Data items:
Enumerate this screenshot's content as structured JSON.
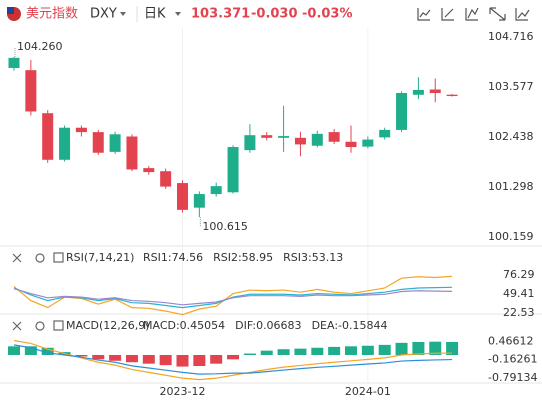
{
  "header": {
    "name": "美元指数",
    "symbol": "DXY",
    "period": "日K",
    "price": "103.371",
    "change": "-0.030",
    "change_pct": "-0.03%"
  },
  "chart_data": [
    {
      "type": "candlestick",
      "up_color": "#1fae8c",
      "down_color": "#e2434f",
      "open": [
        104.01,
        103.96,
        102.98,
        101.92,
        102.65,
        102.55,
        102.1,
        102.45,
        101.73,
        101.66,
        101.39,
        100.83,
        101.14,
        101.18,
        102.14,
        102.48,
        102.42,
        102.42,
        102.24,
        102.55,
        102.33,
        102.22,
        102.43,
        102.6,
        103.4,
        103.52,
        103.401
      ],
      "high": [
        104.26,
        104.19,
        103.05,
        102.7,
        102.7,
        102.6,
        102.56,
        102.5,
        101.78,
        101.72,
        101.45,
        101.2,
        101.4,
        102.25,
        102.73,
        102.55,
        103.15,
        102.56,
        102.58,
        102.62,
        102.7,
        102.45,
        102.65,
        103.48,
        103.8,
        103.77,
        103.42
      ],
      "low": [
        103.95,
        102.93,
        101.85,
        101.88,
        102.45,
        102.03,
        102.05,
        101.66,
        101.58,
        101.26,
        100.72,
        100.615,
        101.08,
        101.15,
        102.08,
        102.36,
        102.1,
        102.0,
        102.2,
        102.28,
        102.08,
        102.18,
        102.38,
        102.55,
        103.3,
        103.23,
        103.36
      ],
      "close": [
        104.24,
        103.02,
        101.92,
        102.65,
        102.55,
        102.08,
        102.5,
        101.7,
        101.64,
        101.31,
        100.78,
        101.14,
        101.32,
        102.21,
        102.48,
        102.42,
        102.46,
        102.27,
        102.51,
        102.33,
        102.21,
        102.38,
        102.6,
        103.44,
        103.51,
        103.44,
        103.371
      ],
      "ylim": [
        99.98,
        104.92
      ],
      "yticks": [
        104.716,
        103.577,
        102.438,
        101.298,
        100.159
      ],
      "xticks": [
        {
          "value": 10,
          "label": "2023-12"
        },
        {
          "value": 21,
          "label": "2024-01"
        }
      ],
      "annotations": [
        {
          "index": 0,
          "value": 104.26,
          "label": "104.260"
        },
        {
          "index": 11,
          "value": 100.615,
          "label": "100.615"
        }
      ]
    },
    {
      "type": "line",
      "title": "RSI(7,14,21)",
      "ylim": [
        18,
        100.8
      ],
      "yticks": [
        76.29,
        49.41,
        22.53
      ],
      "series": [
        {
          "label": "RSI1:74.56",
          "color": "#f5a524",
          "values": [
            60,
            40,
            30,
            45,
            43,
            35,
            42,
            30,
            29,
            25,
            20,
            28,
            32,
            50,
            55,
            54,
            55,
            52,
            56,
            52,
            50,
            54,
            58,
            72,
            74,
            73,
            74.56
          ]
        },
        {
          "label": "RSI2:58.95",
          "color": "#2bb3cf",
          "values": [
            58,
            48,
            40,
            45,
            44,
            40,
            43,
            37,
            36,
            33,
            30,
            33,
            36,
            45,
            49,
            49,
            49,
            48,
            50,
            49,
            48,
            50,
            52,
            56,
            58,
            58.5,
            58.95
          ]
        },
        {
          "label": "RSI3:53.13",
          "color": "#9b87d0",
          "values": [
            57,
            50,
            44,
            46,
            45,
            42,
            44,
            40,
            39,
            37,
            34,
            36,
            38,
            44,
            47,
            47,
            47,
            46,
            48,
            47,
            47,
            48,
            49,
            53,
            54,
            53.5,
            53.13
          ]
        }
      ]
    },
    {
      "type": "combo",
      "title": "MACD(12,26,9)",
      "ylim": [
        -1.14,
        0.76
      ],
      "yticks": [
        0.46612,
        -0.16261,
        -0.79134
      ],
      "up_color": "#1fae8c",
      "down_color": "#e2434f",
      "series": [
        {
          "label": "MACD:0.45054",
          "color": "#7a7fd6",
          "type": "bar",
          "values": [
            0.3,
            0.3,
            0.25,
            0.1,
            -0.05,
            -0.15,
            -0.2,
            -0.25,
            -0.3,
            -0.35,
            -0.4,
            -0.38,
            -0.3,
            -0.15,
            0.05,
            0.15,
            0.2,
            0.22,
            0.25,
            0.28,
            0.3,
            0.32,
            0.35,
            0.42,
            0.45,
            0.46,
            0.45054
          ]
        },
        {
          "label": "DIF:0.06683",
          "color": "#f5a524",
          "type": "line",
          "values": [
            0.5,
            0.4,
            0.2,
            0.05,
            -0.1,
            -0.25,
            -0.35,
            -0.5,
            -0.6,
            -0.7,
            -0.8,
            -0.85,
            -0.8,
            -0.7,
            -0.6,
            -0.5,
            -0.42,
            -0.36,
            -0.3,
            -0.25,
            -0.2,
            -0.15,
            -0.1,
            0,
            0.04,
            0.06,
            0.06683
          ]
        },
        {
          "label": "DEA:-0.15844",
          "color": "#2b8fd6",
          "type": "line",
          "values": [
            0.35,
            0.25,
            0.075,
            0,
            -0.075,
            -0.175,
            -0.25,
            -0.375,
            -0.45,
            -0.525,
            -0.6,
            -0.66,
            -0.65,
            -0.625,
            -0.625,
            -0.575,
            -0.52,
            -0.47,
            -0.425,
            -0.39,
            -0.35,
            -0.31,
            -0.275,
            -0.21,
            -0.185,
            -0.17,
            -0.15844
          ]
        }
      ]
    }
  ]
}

* [The request]
Which lines include "label"? Copy each of them out.

* [Full solution]
          "label": "2023-12"
          "label": "2024-01"
          "label": "104.260"
          "label": "100.615"
          "label": "RSI1:74.56",
          "label": "RSI2:58.95",
          "label": "RSI3:53.13",
          "label": "MACD:0.45054",
          "label": "DIF:0.06683",
          "label": "DEA:-0.15844",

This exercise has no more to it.